◆ ROWS:
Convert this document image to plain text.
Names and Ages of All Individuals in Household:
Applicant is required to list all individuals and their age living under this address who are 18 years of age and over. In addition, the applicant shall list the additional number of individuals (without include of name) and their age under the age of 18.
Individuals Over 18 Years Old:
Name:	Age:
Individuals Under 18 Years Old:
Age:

◆ SET EXERCISE:
Return every line above in which the string "this" occurs.

◆ EXERCISE RESULT:
Convert this document image to plain text.
Applicant is required to list all individuals and their age living under this address who are 18 years of age and over. In addition, the applicant shall list the additional number of individuals (without include of name) and their age under the age of 18.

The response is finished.